:: Actividad 1 ::
Por favor, enumera los rasgos de los salones del Hotel Don Miguel que el texto sobre los grupos de WhatsApp presenta después de los dos puntos.
:: Actividad 2 ::
Prosigue el texto sobre los grupos de WhatsApp desde su última oración.

SARA ANDRADE
A veces siento que es como entrar a un salón iluminado con lámparas de halógeno y una docena de sillas mal acomodadas en el centro. Por mis experiencias personales, esta habitación se parece a uno de esos salones medio liminales, medio satánicos del Hotel Don Miguel: salones enormes, de techos altísimos y vitropiso tan pulido que puedes ver tu reflejo a la perfección; candelabros fuera de lugar, ventanas que dan al cielo azul de la ciudad, un aire que no sabes de dónde viene, un sistema de sonido deficiente y un grupo de personas apiñadas en una de las esquinas del salón, secreteándose lejos de ti.
Para mí esa es la experiencia de estar en un grupo de WhatsApp.

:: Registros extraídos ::
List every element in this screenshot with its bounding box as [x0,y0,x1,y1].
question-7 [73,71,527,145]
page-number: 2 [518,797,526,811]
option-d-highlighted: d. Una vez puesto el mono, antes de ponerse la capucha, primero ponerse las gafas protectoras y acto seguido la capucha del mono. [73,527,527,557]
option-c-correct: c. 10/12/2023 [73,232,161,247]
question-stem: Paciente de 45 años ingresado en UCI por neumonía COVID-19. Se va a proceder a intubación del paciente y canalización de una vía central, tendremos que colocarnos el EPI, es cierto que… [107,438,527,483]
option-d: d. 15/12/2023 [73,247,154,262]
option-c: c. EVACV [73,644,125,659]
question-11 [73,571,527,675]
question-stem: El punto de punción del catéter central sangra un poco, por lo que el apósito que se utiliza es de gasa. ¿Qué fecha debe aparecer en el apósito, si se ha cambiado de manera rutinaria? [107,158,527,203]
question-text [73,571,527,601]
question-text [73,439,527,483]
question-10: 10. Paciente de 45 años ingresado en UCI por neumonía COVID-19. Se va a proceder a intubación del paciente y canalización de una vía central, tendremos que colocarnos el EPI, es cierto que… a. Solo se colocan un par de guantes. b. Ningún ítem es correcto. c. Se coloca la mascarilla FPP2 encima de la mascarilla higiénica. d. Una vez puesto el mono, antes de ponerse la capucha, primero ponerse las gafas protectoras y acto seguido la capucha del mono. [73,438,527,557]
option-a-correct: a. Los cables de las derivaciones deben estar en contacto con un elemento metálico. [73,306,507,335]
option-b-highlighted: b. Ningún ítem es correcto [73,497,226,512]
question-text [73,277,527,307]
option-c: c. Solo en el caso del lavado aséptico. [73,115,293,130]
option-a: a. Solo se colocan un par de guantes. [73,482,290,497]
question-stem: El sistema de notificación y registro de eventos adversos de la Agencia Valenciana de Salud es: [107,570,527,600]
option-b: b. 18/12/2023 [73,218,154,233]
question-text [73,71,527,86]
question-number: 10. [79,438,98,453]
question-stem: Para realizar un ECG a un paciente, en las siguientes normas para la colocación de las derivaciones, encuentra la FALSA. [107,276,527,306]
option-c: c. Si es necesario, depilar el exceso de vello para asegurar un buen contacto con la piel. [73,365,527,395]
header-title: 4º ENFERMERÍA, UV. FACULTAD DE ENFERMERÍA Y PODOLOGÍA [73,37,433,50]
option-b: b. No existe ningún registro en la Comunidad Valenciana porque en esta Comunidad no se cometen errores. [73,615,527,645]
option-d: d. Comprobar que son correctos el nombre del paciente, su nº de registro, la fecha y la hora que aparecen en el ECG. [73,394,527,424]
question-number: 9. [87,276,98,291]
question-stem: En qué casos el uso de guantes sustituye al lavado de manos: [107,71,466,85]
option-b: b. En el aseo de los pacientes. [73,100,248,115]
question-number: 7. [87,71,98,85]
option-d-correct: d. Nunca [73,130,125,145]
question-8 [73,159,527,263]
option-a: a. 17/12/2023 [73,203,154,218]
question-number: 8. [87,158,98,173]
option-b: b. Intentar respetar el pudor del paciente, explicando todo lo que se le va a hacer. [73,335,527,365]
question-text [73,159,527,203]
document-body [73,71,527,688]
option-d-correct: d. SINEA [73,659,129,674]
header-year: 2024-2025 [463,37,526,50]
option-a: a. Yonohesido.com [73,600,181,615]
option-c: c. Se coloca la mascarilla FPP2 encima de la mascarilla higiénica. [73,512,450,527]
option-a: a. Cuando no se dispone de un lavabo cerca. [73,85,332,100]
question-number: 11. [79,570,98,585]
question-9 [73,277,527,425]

:: Respuesta 1 ::
- Salones enormes, de techos altísimos y vitropiso tan pulido que puedes ver tu reflejo a la perfección
- Candelabros fuera de lugar
- Ventanas que dan al cielo azul de la ciudad
- Un aire que no sabes de dónde viene
- Un sistema de sonido deficiente
- Un grupo de personas apiñadas en una de las esquinas del salón, secreteándose lejos de ti

:: Respuesta 2 ::
Es casi como formar parte de un mundo fuera de este mundo, como una especie de limbo a la que fuiste exiliado por el pecado de haber nacido años después de la exploración del mundo y años después de la rebelión de las máquinas, pero en el año preciso para pertenecer a un grupo de chat de tu trabajo en el que un compañero sin noción de la propiedad manda stickers de niñas coreanas y tu jefe manda bendiciones versión Piolín.
Yo, como criatura de mi época, estoy en tantos grupos de WhatsApp, que no debería sorprenderme la irrealidad de esta experiencia moderna. A veces me divierto con la personificación del hecho.
Estoy en un grupo de ventas de catálogo, por ejemplo. Así que me imagino que estoy sentada en una sala de conferencias, rodeada de señoras olorosas y encremadas, escuchando los descuentos del mes de sus perfumes y cremas.
Estoy en un grupo de fanáticos de Star Wars, por otro lado. Me imagino que estoy en un centro de convenciones, sentados todos frente a una pantalla enorme que siempre está pasando las precuelas y mis amigas y yo blandimos sables de luz de plástico, emocionadas.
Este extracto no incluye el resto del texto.